* [EXTRACTED RECORDS]:
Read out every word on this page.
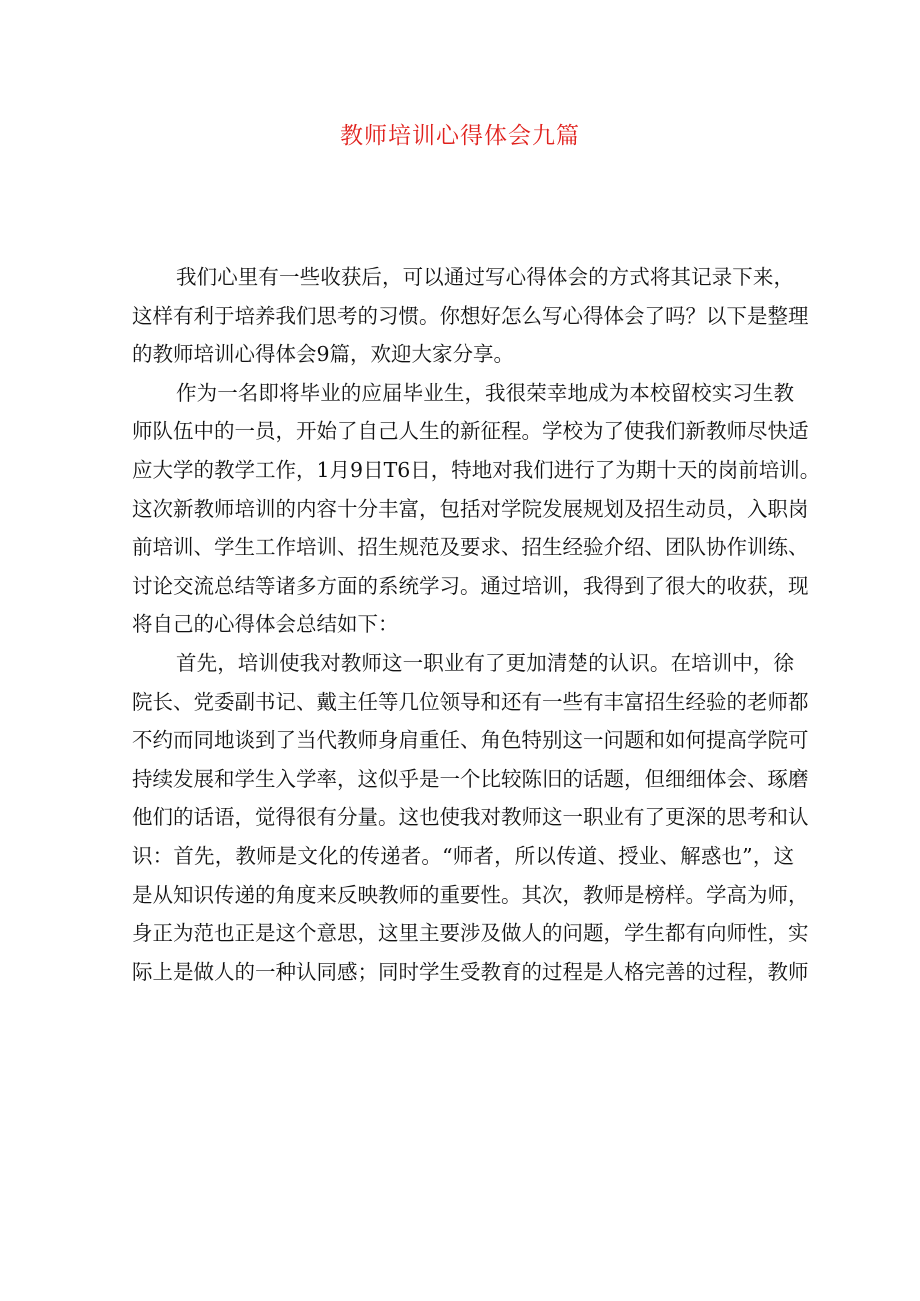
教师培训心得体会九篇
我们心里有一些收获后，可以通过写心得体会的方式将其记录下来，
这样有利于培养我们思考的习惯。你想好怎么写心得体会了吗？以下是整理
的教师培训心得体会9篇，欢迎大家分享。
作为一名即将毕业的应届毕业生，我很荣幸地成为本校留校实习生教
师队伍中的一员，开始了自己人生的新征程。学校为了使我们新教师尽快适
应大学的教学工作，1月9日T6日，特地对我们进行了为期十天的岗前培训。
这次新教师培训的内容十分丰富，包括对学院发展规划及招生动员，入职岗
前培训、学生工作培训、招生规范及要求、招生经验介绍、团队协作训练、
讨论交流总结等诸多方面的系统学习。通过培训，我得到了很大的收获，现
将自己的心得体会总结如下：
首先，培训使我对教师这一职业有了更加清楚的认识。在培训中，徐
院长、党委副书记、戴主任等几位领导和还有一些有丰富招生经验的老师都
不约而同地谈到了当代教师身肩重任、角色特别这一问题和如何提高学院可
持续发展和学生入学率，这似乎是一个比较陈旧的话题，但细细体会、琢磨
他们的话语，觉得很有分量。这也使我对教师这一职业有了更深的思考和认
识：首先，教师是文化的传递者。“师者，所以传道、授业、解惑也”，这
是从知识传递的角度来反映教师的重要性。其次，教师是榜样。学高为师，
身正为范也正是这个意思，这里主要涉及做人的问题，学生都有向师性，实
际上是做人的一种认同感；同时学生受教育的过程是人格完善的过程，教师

* [REQUIREMENT]: Omit the pictures, and quote the material above exactly as given.

* [FULL RESPONSE]:
Read out every word on this page.
教师培训心得体会九篇
我们心里有一些收获后，可以通过写心得体会的方式将其记录下来，
这样有利于培养我们思考的习惯。你想好怎么写心得体会了吗？以下是整理
的教师培训心得体会9篇，欢迎大家分享。
作为一名即将毕业的应届毕业生，我很荣幸地成为本校留校实习生教
师队伍中的一员，开始了自己人生的新征程。学校为了使我们新教师尽快适
应大学的教学工作，1月9日T6日，特地对我们进行了为期十天的岗前培训。
这次新教师培训的内容十分丰富，包括对学院发展规划及招生动员，入职岗
前培训、学生工作培训、招生规范及要求、招生经验介绍、团队协作训练、
讨论交流总结等诸多方面的系统学习。通过培训，我得到了很大的收获，现
将自己的心得体会总结如下：
首先，培训使我对教师这一职业有了更加清楚的认识。在培训中，徐
院长、党委副书记、戴主任等几位领导和还有一些有丰富招生经验的老师都
不约而同地谈到了当代教师身肩重任、角色特别这一问题和如何提高学院可
持续发展和学生入学率，这似乎是一个比较陈旧的话题，但细细体会、琢磨
他们的话语，觉得很有分量。这也使我对教师这一职业有了更深的思考和认
识：首先，教师是文化的传递者。“师者，所以传道、授业、解惑也”，这
是从知识传递的角度来反映教师的重要性。其次，教师是榜样。学高为师，
身正为范也正是这个意思，这里主要涉及做人的问题，学生都有向师性，实
际上是做人的一种认同感；同时学生受教育的过程是人格完善的过程，教师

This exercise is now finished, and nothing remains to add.